Work required
Where does the string "than" appear? Copy every line of the entries below that holds it.

Data for this task
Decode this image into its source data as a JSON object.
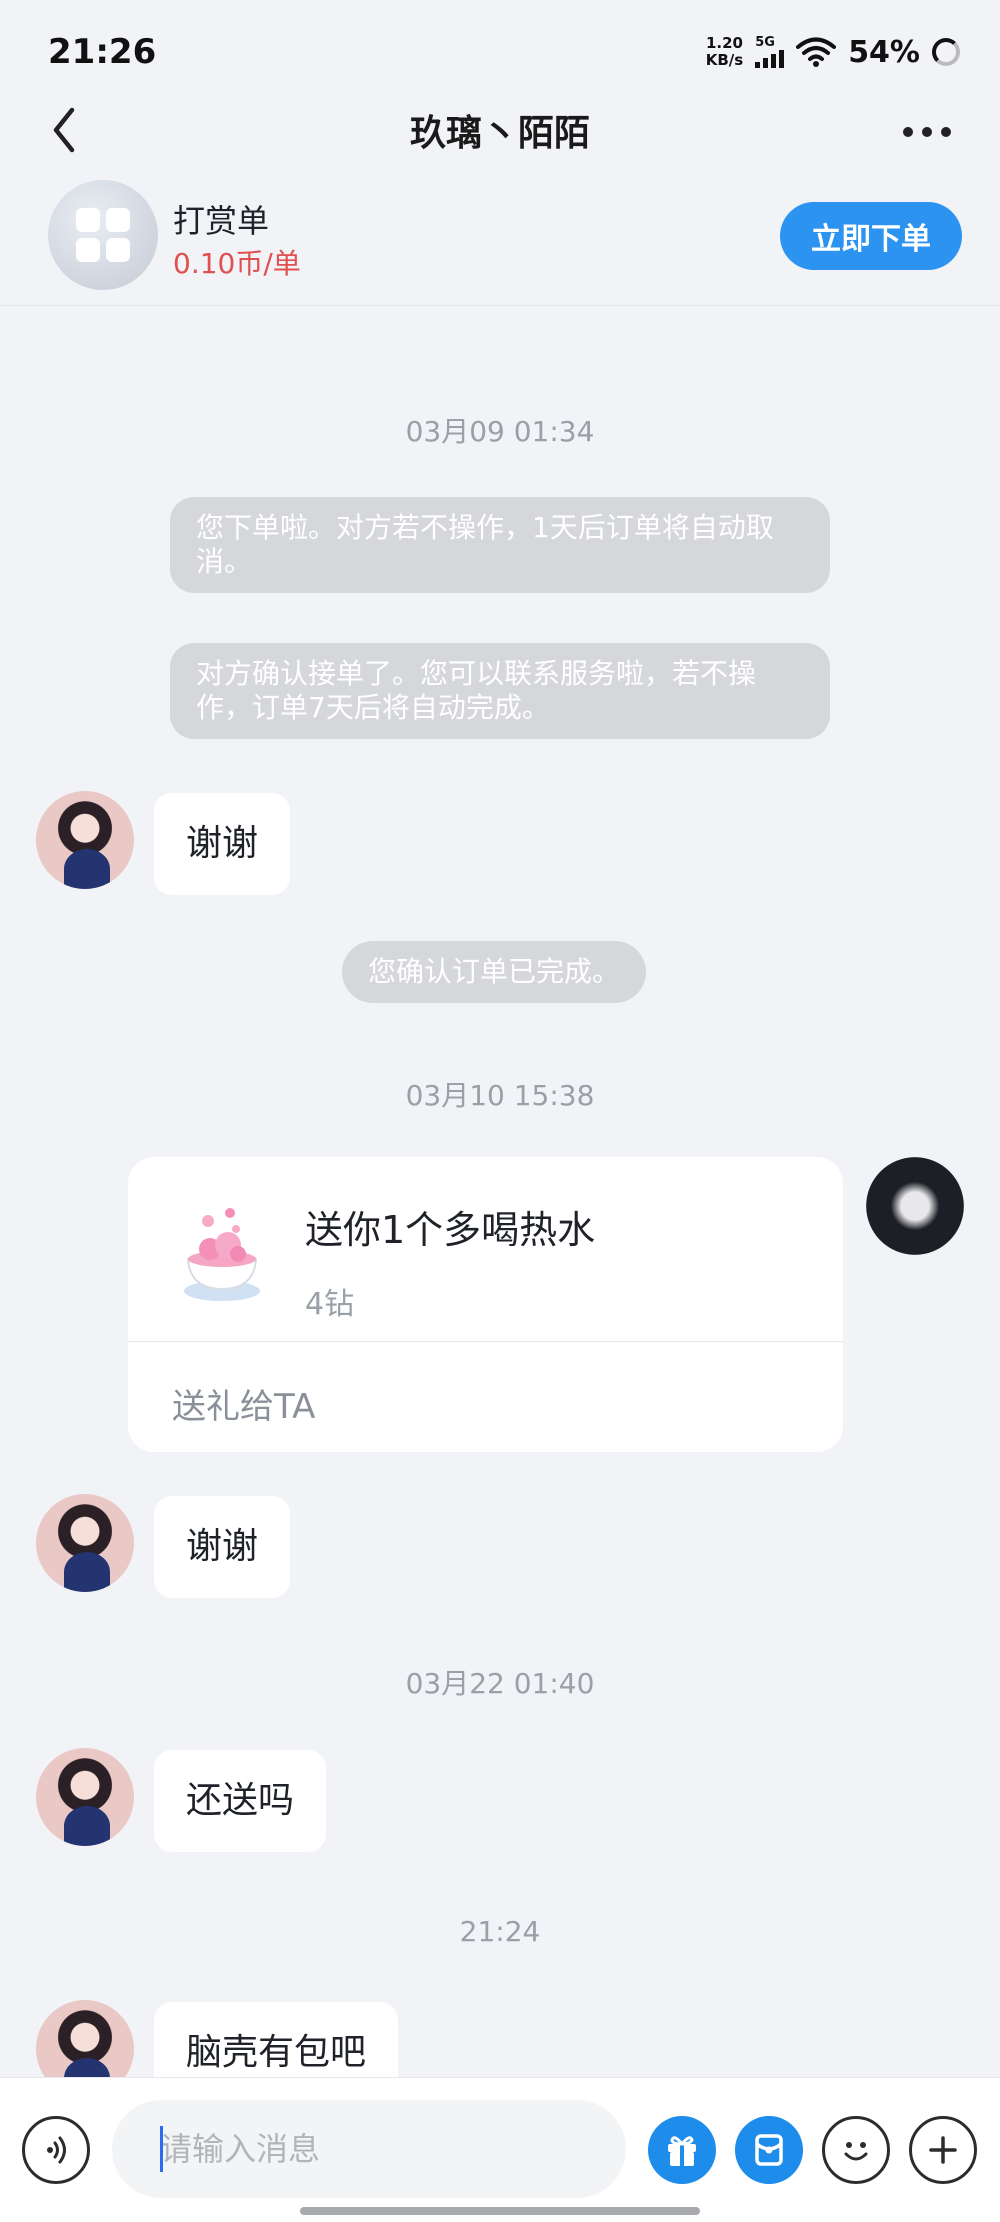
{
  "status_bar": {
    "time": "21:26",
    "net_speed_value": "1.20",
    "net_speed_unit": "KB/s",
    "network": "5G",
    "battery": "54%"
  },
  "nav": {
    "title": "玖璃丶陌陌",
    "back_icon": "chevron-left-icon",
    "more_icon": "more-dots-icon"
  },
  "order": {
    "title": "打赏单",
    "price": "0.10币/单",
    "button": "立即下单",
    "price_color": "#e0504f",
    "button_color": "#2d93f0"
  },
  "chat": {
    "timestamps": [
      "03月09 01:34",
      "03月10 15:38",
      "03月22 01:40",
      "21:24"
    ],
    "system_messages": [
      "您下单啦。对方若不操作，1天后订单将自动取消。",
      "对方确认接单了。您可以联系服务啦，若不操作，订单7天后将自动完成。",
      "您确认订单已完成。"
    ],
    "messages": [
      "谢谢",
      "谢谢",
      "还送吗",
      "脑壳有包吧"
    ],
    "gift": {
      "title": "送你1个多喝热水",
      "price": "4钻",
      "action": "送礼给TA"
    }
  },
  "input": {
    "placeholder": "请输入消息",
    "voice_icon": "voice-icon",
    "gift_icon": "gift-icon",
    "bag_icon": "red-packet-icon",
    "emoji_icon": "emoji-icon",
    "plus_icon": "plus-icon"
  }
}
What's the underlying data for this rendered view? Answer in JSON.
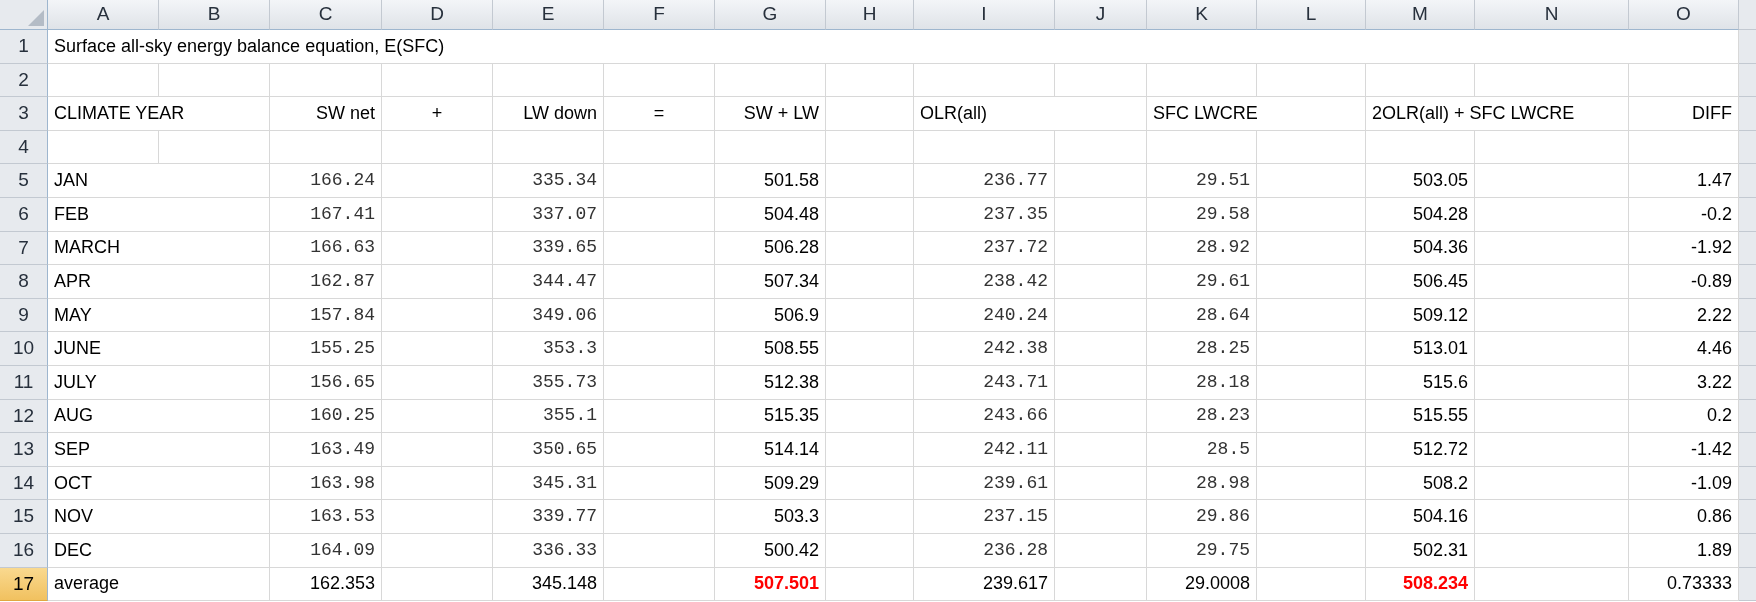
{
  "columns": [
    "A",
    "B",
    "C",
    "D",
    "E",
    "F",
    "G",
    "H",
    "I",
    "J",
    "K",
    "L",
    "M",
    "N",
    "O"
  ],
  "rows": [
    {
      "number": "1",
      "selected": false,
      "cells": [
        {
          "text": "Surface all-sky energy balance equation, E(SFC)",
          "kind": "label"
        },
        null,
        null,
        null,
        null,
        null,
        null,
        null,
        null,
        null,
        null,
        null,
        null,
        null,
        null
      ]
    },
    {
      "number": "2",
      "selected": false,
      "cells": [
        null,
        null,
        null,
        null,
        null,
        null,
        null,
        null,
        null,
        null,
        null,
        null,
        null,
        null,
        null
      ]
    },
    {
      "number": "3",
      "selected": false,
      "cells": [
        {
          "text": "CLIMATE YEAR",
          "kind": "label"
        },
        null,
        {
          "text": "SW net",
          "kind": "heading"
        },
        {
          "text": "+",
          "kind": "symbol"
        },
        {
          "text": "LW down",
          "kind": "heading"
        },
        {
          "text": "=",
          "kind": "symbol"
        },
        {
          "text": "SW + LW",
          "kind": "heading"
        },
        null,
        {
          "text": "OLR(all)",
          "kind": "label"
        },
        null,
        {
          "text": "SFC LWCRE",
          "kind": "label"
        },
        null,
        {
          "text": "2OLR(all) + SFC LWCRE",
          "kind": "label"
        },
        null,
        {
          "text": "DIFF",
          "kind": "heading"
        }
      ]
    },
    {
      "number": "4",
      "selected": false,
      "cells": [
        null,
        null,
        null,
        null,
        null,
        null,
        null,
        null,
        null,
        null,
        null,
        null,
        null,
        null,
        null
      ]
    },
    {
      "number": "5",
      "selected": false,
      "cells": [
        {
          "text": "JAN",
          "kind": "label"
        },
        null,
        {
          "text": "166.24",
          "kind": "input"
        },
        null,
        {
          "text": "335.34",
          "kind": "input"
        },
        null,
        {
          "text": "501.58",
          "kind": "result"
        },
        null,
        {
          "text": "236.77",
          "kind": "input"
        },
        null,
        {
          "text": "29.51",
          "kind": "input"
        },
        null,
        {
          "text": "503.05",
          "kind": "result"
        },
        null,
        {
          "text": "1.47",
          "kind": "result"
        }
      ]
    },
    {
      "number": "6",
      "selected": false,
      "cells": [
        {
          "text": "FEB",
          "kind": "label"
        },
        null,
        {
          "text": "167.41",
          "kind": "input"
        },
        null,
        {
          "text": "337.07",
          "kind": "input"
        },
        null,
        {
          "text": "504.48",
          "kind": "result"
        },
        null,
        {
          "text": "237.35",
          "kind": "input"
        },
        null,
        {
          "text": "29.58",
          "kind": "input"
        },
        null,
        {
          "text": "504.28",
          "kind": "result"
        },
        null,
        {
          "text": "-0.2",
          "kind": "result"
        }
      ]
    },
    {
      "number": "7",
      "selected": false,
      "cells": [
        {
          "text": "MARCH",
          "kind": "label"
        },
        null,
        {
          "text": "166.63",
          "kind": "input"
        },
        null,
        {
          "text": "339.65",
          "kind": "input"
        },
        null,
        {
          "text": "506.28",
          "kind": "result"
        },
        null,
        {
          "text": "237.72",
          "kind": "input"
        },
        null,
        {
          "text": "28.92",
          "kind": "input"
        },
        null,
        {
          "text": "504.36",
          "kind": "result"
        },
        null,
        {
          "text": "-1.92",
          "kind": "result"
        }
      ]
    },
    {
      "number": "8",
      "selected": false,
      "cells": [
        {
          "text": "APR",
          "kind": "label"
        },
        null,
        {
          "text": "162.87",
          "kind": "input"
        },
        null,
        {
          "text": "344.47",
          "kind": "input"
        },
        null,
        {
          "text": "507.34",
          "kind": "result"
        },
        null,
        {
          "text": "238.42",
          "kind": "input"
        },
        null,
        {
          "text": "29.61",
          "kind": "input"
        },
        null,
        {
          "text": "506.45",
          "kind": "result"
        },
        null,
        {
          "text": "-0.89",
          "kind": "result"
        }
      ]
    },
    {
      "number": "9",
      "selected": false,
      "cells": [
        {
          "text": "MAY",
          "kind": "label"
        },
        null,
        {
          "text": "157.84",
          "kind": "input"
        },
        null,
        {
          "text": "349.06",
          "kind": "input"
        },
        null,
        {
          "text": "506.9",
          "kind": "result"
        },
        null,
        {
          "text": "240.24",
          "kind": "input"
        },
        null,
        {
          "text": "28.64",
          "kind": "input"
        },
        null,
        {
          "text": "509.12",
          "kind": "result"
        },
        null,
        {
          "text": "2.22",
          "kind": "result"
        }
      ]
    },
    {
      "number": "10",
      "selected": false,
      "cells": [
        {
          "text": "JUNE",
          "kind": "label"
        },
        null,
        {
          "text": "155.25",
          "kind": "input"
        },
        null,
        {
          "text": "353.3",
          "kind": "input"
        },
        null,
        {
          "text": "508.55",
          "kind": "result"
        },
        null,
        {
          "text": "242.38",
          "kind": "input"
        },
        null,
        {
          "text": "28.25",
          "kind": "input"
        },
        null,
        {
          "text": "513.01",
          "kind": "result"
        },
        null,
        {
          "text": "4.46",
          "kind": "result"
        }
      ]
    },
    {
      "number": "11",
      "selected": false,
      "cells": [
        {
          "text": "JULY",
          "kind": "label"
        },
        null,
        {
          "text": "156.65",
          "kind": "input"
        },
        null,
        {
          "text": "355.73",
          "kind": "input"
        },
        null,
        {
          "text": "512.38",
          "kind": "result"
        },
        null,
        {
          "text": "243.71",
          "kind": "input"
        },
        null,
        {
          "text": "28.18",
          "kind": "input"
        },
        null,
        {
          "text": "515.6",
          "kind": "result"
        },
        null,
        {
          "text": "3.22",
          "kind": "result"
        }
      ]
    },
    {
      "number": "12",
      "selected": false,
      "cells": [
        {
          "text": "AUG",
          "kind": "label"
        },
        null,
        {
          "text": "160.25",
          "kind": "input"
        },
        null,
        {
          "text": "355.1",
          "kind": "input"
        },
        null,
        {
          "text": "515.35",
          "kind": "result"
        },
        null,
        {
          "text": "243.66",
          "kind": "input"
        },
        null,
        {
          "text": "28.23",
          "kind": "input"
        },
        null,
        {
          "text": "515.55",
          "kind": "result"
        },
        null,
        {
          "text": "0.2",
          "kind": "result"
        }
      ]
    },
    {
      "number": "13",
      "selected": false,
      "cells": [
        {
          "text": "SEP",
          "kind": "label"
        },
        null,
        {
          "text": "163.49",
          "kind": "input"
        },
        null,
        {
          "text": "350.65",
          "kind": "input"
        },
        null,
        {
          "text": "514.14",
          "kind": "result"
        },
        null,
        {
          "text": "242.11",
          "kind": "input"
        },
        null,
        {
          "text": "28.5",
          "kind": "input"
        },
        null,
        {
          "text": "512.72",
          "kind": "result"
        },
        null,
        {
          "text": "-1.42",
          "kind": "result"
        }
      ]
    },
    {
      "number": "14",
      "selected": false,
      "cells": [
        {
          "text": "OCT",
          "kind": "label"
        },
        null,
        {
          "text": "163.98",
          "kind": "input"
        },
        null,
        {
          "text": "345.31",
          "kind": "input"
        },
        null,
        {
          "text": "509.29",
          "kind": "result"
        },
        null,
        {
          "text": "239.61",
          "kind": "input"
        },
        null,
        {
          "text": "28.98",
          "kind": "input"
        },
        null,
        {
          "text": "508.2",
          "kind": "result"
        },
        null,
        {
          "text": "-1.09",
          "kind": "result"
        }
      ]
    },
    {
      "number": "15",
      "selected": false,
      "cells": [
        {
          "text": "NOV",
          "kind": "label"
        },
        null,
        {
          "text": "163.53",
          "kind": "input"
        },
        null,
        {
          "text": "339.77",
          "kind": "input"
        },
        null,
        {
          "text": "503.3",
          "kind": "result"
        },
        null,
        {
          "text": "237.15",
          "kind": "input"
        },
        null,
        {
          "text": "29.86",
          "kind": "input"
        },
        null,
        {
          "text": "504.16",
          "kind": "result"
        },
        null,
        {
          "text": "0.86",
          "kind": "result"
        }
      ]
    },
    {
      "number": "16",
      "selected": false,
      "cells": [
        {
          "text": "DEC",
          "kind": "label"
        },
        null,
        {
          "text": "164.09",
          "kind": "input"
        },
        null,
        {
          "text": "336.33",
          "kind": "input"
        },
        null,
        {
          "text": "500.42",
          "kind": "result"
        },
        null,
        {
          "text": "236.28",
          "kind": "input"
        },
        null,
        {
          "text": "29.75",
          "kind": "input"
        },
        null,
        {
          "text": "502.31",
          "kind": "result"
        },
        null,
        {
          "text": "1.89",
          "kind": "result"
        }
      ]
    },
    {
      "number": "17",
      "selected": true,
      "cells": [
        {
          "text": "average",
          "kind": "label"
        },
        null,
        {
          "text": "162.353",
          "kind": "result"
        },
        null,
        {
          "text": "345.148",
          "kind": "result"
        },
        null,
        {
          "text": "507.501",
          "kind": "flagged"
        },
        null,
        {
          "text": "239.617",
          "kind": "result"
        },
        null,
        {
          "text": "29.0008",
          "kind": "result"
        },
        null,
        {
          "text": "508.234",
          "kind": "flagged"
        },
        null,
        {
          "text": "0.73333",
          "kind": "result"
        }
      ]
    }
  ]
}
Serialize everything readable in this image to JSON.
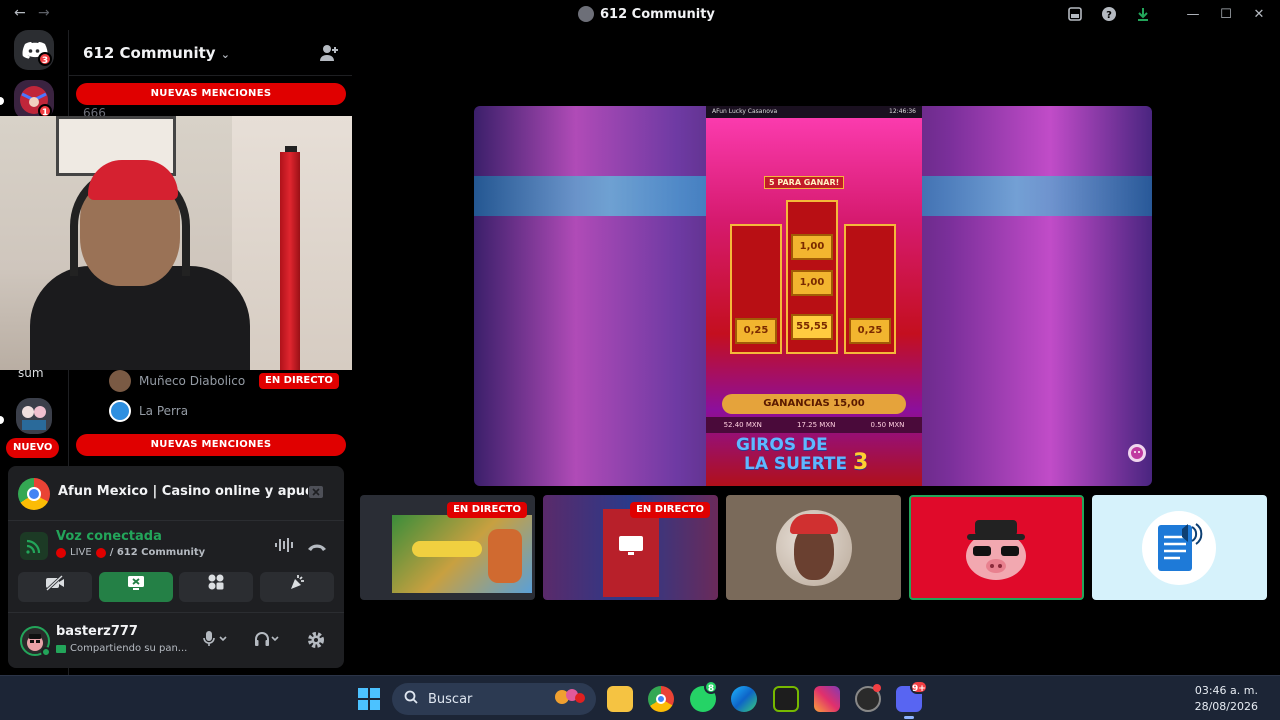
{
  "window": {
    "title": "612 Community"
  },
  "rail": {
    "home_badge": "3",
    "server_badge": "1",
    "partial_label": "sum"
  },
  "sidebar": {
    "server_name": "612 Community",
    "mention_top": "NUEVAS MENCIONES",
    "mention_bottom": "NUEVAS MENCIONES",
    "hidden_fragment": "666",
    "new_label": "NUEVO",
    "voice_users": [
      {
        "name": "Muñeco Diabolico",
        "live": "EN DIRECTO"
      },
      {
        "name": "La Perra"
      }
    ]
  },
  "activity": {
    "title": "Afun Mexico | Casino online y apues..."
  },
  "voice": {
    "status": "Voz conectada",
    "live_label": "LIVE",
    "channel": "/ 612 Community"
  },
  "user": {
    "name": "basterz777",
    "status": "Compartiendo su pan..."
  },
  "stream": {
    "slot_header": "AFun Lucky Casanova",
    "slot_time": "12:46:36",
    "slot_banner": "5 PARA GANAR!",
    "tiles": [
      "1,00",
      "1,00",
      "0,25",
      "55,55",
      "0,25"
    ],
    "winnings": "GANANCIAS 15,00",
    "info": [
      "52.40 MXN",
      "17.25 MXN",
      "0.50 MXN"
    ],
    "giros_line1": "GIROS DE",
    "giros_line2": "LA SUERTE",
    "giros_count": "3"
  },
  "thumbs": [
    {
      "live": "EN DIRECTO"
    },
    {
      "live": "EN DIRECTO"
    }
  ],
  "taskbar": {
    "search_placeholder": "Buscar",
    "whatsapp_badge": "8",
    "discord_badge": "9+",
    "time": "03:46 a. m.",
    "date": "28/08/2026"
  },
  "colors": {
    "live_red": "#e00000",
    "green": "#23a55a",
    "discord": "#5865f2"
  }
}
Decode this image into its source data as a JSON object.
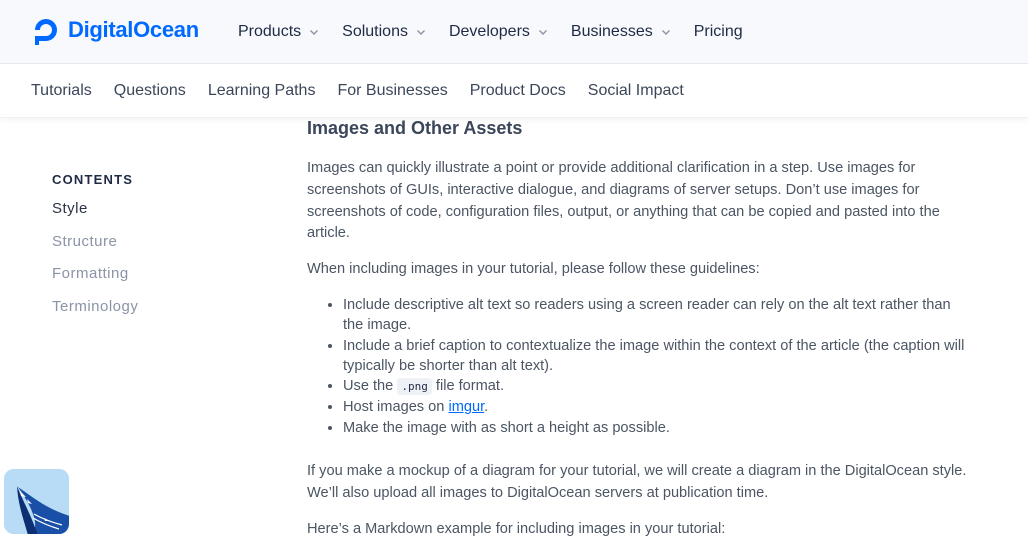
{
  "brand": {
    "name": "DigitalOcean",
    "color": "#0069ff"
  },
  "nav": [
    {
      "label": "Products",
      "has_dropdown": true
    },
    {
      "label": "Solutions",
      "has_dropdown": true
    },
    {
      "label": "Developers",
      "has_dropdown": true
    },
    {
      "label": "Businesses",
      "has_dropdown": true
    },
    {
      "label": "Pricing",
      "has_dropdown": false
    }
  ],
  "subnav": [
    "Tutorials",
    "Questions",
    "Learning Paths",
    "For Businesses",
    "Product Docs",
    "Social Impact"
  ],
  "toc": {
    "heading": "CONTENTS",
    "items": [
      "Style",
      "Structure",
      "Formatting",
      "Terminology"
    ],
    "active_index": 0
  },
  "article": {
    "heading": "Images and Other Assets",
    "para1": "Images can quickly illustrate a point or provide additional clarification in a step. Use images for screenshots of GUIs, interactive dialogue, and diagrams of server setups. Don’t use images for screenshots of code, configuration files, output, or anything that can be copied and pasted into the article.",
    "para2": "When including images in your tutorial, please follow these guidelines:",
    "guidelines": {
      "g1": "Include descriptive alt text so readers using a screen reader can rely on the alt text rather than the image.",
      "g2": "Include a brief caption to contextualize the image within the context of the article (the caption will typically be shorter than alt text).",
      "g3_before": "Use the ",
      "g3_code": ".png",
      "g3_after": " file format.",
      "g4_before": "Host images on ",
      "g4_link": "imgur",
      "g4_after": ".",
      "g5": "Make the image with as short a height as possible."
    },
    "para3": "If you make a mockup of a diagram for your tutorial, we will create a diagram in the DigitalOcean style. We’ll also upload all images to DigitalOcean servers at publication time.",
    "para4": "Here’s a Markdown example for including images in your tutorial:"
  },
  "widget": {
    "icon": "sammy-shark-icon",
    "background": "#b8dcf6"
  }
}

Completed exercise
      "g1": "Include descriptive alt text so readers using a screen reader can rely on the alt text rather than the image.",
      "g2": "Include a brief caption to contextualize the image within the context of the article (the caption will typically be shorter than alt text).",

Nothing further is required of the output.